Look through the material below. Copy each line that contains the string "INFLAÇÃO".

[Rows from a dataset]
== == ==

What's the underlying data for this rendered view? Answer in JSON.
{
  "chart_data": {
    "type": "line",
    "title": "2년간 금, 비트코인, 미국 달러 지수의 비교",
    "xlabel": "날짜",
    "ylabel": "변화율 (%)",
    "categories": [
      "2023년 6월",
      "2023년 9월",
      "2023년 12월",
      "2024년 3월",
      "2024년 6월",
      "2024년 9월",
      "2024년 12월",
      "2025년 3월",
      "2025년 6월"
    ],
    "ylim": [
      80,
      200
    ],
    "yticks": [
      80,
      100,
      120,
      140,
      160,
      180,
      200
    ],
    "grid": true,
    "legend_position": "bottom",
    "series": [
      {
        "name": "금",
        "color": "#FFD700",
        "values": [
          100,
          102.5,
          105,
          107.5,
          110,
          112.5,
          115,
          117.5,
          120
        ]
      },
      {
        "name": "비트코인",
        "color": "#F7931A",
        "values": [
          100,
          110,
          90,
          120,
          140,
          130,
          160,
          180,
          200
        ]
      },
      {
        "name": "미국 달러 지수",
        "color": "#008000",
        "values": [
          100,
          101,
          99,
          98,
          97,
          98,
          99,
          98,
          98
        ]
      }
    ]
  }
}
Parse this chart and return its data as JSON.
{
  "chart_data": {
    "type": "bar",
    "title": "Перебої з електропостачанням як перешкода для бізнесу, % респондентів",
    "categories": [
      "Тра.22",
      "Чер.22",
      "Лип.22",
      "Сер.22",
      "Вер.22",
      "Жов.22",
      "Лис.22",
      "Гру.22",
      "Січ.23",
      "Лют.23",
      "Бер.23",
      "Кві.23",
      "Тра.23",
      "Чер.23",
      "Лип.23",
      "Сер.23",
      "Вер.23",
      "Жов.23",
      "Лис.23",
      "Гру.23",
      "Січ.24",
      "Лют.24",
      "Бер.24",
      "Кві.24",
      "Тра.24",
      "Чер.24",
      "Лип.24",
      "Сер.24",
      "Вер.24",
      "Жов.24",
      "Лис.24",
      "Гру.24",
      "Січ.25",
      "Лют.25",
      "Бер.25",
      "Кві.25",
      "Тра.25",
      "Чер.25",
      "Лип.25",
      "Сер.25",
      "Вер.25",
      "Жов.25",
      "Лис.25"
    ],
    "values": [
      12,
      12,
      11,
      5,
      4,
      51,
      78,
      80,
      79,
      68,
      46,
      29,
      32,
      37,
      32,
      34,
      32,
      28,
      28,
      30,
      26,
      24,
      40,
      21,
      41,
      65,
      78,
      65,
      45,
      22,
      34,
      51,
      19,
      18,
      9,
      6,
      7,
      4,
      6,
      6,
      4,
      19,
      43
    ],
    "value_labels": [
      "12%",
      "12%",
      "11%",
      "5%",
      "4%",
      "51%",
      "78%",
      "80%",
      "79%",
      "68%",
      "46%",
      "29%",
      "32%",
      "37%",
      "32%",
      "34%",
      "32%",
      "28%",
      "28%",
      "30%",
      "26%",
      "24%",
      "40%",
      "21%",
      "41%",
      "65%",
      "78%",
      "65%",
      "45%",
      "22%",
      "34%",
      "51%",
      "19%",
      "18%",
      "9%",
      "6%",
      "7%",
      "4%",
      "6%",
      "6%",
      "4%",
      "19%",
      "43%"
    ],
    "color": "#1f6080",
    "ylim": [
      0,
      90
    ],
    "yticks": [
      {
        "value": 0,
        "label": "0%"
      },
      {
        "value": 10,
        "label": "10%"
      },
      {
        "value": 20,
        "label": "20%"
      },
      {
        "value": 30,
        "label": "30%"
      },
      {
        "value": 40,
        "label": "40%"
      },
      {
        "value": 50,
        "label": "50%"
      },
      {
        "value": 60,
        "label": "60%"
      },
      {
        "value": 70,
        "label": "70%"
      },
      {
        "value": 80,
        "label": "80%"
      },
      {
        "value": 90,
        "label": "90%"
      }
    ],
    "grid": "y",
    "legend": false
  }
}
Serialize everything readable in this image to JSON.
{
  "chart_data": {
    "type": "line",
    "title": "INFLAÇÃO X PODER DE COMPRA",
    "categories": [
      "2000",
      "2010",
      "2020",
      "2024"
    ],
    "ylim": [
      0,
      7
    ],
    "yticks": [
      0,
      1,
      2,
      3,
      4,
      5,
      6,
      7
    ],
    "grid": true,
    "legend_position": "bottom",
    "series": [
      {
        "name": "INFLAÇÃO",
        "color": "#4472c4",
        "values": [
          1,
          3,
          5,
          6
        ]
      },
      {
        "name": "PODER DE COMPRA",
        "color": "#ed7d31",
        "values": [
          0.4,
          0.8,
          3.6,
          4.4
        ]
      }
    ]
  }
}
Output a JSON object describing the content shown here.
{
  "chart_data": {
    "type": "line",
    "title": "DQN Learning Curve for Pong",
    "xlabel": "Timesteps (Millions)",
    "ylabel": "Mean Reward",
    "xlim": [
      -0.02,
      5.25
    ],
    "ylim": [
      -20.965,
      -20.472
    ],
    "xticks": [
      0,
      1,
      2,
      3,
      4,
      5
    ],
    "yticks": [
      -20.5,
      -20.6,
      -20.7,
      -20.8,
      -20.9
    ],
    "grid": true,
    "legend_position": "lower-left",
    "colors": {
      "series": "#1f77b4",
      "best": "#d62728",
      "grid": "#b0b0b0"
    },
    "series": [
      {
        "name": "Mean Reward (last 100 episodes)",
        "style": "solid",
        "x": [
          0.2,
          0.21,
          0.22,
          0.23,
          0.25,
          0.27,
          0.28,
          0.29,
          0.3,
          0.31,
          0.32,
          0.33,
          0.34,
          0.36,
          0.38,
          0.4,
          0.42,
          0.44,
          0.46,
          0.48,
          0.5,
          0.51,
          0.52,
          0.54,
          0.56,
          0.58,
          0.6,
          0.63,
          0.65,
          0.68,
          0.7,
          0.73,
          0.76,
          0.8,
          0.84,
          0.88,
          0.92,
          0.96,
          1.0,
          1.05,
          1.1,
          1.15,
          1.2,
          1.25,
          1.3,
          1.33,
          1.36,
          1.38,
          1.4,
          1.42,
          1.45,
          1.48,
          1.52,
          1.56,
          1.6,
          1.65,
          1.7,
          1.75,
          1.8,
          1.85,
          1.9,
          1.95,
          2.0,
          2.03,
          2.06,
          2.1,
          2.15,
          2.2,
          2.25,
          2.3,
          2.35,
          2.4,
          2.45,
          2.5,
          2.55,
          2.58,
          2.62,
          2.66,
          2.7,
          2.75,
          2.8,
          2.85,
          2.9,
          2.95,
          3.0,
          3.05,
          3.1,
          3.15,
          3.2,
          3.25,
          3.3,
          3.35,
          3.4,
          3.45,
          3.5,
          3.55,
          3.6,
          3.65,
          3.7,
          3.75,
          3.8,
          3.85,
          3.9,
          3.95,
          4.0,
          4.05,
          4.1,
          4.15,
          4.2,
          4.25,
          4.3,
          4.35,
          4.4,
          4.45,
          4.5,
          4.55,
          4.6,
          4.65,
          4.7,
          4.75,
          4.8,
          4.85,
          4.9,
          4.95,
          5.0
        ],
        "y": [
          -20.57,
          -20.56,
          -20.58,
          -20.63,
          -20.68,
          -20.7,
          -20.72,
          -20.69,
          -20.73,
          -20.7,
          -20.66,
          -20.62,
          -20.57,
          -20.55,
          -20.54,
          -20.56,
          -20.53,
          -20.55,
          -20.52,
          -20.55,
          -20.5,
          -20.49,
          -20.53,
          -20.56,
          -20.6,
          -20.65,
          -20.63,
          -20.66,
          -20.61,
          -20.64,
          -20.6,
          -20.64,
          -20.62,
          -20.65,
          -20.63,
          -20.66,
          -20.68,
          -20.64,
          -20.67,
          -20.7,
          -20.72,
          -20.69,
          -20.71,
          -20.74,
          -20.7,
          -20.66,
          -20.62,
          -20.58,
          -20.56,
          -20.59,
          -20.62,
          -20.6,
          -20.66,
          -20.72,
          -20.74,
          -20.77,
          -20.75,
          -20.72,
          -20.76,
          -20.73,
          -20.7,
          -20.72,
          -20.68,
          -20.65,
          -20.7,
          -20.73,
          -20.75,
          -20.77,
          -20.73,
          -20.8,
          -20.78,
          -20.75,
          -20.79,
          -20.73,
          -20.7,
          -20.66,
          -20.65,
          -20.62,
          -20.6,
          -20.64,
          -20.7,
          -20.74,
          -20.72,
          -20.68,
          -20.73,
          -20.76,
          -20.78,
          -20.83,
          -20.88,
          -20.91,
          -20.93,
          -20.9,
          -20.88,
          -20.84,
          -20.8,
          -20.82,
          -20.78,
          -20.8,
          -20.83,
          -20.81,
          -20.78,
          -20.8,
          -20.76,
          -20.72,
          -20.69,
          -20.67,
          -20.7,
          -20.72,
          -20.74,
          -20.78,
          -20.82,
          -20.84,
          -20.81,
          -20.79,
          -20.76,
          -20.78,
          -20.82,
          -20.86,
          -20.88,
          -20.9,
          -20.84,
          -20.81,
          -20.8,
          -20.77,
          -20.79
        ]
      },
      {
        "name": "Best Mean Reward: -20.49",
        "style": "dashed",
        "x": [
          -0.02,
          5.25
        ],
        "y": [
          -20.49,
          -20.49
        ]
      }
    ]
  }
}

== == ==

ANSWER TO THE TASK:
    "title": "INFLAÇÃO X PODER DE COMPRA",
        "name": "INFLAÇÃO",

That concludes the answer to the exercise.